## Task to complete
From the listing, collect all lines containing the word "xlabel".
Data to use start
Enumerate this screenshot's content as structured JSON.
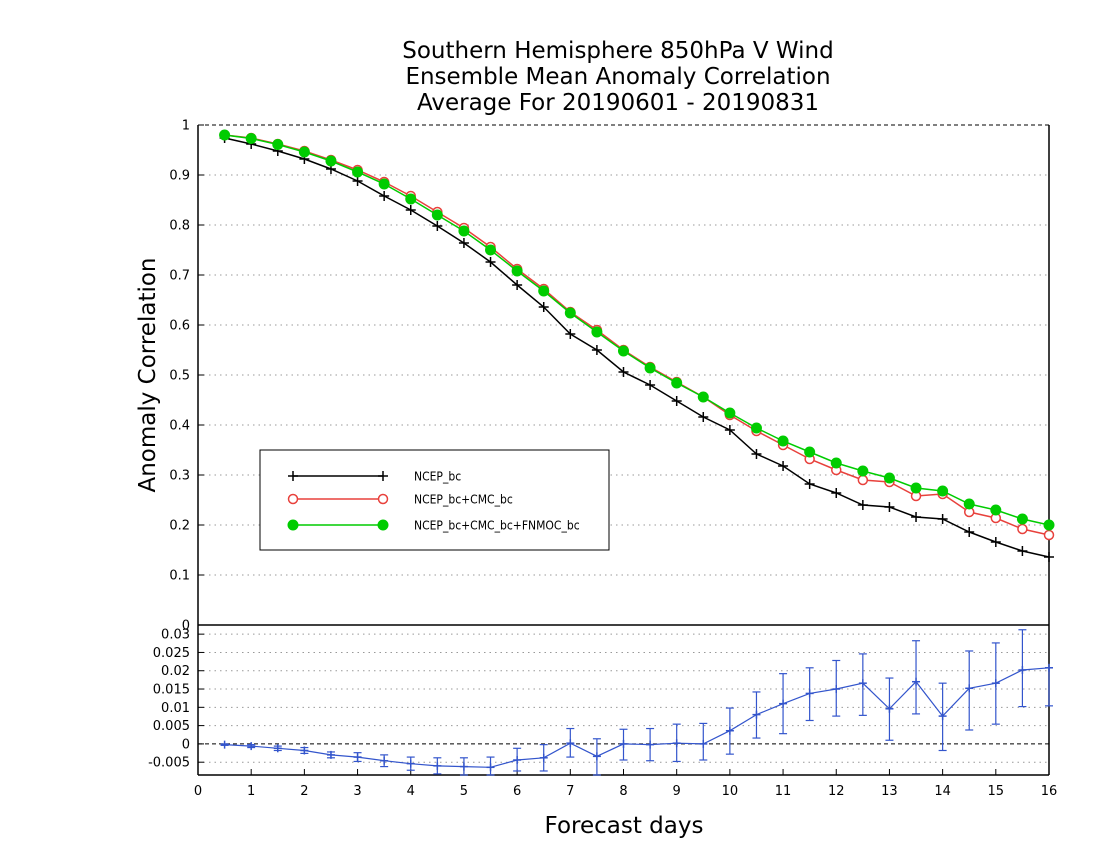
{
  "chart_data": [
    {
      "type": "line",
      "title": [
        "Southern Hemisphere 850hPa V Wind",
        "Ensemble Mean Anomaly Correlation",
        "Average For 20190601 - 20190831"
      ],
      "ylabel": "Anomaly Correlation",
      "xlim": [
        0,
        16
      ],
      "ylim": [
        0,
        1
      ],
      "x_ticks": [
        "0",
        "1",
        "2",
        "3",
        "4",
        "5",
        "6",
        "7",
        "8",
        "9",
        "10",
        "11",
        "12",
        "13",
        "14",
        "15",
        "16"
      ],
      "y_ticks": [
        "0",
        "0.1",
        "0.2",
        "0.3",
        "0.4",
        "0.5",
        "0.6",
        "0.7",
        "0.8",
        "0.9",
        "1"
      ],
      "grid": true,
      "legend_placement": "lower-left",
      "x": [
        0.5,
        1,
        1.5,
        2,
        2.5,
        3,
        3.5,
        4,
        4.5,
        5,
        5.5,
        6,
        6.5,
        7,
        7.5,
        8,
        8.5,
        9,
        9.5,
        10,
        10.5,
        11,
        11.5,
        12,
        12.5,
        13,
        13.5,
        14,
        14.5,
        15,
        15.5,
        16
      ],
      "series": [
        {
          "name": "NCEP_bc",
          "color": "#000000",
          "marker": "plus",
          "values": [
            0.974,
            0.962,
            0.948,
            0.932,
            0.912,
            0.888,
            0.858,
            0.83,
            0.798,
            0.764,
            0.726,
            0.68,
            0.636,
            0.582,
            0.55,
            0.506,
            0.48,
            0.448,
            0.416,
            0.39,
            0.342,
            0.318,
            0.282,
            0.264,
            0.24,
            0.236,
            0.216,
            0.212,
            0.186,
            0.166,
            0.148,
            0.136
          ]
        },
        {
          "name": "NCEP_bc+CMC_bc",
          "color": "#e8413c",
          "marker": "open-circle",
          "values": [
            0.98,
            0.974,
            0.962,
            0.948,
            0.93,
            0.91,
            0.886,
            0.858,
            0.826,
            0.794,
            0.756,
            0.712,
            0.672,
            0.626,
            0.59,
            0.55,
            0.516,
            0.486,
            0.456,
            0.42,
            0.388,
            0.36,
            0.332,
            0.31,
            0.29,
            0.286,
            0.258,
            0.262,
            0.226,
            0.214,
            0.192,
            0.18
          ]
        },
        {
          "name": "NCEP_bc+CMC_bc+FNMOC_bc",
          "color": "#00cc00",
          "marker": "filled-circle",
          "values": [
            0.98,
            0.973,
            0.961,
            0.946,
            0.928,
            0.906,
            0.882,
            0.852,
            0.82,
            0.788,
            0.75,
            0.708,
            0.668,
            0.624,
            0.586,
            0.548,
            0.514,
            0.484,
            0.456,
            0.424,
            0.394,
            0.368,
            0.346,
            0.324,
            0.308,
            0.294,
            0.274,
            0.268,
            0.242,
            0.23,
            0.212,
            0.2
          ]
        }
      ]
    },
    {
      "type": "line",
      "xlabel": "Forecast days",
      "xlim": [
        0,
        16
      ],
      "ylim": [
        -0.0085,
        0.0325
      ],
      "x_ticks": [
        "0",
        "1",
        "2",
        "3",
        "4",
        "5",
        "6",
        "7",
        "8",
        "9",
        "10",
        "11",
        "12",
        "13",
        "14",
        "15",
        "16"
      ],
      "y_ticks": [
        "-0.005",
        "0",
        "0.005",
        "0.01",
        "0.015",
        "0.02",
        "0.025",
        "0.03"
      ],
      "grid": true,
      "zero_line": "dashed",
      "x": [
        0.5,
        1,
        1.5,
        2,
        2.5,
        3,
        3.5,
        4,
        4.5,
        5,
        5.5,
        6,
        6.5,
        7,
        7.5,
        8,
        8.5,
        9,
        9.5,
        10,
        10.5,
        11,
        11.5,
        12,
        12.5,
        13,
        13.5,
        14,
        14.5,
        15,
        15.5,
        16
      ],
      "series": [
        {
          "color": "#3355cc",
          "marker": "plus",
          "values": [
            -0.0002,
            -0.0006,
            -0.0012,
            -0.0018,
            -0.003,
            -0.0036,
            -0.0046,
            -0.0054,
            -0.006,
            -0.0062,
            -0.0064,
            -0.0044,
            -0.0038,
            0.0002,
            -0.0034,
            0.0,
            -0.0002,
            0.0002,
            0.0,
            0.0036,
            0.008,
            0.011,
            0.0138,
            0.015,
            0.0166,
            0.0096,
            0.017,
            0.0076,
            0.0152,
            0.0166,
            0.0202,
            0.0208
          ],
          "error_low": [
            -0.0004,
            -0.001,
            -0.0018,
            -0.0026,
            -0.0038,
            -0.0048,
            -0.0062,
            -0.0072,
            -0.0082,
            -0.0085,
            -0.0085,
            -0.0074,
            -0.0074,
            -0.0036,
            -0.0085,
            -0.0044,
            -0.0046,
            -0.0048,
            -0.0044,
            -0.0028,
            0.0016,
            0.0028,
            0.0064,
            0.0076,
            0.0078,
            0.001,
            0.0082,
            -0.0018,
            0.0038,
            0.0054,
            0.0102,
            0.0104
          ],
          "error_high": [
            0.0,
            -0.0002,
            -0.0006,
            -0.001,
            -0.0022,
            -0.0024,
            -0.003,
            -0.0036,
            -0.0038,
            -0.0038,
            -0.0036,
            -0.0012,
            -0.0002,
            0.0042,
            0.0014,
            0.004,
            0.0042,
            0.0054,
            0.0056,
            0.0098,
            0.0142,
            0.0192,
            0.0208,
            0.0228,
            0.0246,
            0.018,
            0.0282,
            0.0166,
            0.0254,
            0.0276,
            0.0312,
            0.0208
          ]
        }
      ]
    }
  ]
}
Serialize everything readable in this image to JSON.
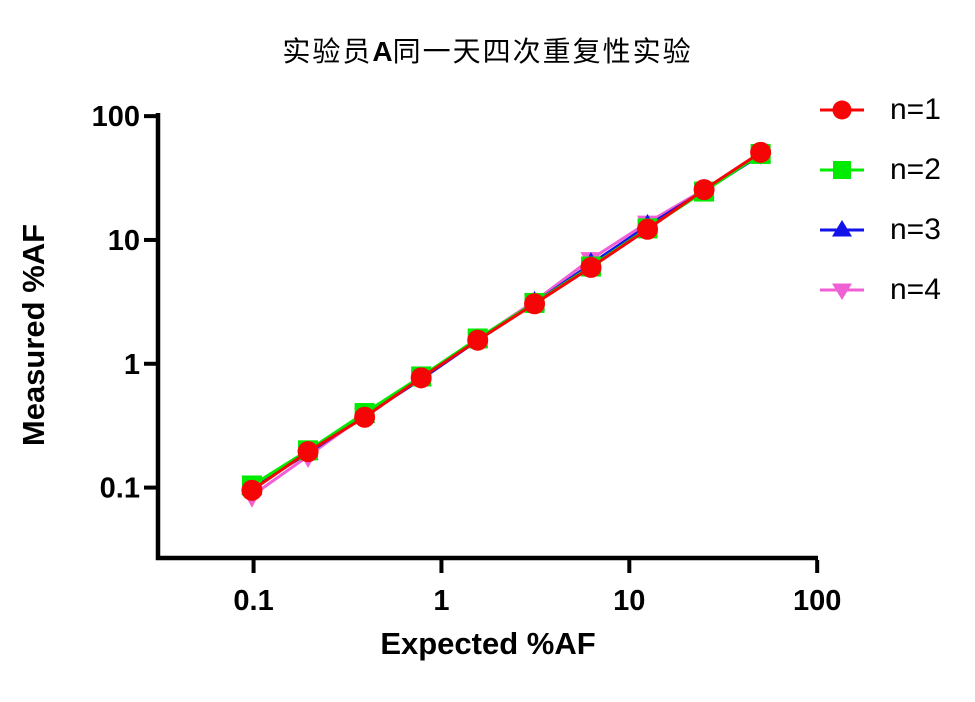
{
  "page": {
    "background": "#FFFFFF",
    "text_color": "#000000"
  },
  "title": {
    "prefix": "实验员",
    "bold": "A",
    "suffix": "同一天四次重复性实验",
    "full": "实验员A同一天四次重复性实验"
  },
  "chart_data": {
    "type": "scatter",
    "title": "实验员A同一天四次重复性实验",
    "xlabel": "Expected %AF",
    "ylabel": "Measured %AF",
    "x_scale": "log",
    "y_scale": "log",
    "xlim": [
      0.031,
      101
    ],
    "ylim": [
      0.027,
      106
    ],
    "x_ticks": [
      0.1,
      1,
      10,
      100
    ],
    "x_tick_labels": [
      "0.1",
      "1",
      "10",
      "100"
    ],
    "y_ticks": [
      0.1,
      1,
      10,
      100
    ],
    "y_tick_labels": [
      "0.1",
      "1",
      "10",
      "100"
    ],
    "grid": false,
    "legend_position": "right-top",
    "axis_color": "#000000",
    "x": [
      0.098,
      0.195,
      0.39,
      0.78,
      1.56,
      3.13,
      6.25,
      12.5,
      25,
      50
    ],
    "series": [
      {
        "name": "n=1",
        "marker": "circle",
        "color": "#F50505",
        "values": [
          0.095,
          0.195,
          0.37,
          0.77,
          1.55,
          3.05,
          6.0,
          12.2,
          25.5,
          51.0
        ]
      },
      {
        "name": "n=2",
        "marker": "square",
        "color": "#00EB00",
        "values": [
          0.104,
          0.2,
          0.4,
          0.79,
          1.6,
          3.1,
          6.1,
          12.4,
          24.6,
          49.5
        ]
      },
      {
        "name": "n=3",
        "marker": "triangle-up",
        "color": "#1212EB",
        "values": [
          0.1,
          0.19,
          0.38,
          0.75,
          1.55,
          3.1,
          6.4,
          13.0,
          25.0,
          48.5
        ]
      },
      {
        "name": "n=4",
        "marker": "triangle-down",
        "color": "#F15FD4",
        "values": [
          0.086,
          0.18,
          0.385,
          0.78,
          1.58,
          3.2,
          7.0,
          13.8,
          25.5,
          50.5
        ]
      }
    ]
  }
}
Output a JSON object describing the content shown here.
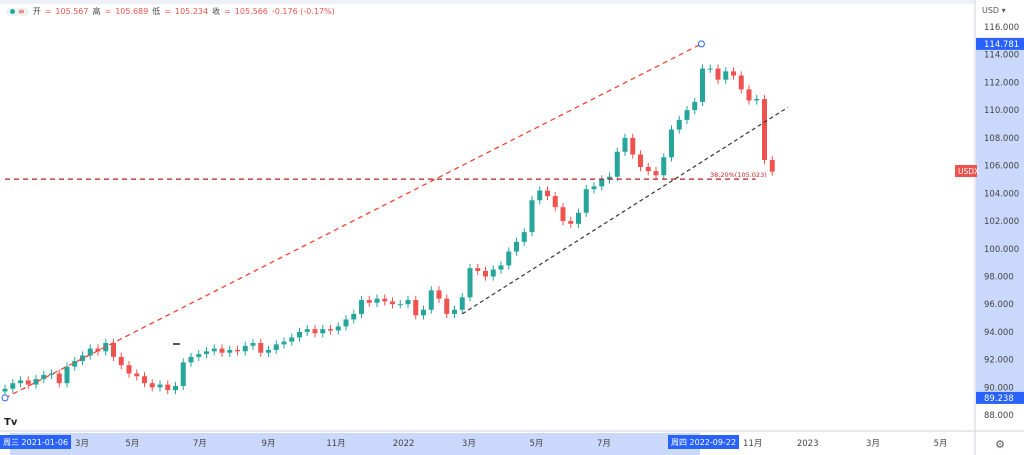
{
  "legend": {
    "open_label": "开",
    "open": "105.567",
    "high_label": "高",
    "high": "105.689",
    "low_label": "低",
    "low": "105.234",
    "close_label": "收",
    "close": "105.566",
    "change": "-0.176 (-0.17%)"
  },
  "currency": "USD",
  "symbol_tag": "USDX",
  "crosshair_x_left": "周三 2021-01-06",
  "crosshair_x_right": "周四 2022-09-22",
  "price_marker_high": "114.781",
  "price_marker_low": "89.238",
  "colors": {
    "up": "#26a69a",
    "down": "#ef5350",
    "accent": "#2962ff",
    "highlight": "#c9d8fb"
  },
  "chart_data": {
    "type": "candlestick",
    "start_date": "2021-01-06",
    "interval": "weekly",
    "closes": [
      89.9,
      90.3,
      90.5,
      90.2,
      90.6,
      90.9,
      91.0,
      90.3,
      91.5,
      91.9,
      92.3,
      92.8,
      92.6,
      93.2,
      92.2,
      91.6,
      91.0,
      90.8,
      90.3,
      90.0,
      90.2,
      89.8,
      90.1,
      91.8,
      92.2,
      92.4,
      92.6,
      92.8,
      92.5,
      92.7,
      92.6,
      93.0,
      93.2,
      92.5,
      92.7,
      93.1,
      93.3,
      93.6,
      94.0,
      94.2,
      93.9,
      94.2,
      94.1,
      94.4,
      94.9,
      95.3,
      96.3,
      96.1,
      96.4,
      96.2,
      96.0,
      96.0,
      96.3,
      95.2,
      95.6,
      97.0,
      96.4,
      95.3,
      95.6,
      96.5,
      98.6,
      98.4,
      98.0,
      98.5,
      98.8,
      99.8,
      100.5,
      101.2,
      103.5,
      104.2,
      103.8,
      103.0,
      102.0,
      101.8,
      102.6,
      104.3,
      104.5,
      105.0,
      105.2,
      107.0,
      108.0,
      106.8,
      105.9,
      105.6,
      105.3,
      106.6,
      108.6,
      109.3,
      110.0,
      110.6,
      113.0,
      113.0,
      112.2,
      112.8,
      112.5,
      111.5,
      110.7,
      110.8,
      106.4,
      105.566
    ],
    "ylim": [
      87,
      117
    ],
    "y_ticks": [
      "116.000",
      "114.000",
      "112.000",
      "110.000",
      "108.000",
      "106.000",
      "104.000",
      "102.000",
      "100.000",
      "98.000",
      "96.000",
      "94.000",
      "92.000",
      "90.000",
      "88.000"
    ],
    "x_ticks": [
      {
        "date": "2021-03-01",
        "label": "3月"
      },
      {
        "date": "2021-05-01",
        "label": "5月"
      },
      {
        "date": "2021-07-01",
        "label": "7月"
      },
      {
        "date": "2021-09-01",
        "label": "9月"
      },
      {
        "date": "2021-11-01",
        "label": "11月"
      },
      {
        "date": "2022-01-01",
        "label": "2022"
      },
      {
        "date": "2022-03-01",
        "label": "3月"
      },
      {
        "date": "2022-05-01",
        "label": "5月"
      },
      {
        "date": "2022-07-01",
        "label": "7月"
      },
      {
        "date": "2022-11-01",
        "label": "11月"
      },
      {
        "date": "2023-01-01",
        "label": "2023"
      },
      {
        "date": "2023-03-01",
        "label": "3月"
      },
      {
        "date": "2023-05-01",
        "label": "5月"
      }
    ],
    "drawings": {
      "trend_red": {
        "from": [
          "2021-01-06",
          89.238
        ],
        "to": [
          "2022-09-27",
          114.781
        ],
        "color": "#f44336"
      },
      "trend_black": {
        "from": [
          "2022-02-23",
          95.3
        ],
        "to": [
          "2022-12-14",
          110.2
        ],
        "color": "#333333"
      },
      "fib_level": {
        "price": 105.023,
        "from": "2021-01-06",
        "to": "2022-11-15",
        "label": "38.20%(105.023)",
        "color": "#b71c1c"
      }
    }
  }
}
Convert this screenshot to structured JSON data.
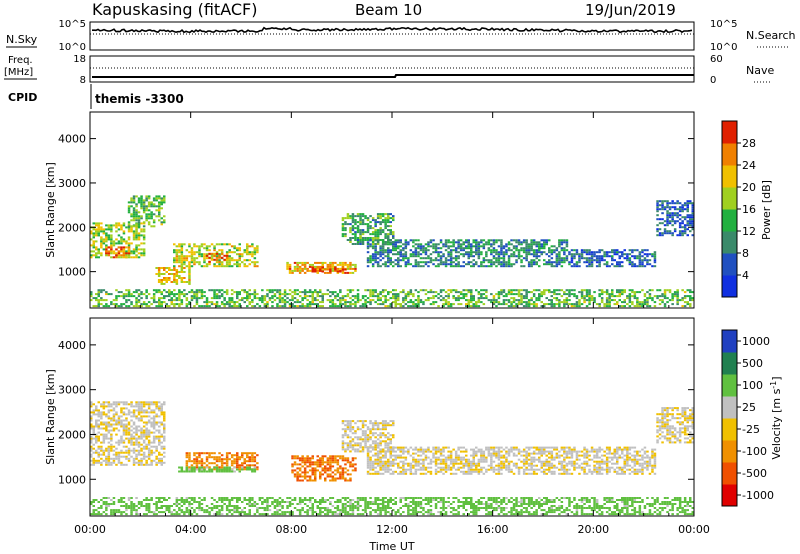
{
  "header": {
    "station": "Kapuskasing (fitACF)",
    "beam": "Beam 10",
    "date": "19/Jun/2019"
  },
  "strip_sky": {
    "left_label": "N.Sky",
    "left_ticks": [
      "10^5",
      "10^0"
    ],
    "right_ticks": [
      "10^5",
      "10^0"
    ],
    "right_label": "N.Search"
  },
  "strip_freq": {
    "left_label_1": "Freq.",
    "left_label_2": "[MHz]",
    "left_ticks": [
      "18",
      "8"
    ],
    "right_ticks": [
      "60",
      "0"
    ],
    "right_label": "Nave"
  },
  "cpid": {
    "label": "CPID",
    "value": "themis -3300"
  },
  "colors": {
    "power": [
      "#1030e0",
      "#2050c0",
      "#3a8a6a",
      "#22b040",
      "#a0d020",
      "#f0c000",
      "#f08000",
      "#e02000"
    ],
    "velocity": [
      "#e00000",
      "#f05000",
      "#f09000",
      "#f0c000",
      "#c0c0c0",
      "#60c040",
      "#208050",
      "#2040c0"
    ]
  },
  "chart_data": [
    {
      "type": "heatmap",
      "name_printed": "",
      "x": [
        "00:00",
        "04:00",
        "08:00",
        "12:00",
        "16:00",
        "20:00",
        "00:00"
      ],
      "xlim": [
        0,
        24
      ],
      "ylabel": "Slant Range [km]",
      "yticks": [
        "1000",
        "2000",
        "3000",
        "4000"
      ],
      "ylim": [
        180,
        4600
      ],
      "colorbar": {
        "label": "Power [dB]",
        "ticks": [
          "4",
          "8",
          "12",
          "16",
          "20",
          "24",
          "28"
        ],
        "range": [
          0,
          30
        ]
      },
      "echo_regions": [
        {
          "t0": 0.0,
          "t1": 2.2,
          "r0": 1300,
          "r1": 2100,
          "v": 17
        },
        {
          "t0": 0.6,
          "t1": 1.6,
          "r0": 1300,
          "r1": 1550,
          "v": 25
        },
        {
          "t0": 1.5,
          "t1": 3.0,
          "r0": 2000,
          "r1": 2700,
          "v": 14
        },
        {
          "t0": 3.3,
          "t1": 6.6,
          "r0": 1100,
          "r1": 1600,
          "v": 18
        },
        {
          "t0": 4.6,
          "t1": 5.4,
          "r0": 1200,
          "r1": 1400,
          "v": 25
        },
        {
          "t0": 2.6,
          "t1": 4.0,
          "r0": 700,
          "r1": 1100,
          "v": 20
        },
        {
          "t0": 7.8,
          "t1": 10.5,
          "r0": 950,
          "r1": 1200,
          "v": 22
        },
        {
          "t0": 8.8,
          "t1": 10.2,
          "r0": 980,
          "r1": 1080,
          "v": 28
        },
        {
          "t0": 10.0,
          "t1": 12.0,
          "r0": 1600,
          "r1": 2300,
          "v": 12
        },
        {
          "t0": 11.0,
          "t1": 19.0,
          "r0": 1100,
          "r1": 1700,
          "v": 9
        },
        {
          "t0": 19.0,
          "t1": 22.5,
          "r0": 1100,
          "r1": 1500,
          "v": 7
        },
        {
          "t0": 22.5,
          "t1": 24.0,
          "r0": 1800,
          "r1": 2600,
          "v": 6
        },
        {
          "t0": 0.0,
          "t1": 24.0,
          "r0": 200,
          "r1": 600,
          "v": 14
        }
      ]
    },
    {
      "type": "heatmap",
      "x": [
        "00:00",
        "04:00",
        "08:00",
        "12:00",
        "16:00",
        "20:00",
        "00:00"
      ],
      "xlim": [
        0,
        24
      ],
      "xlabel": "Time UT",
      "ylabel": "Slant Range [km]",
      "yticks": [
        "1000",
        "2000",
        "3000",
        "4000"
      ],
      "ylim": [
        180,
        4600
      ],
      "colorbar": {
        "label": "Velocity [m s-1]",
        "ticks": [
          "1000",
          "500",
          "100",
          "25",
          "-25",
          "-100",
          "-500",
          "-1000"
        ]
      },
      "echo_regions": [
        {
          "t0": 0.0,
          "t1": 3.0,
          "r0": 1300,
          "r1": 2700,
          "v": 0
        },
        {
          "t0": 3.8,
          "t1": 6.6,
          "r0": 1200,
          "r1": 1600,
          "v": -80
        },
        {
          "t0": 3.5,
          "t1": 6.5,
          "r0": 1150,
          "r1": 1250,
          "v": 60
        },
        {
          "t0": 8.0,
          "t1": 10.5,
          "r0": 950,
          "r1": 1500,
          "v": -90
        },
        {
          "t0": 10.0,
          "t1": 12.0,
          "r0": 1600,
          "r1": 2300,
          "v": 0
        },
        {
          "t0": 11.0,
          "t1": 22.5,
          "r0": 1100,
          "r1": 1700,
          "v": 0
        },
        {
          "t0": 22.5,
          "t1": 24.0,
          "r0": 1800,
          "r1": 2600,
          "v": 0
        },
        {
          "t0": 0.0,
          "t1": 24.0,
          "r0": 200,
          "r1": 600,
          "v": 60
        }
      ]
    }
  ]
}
Data to use end
## Answer in full
      "xlabel": "Forecast days",
    "xlabel": "Expected %AF",
      "xlabel": "Time UT",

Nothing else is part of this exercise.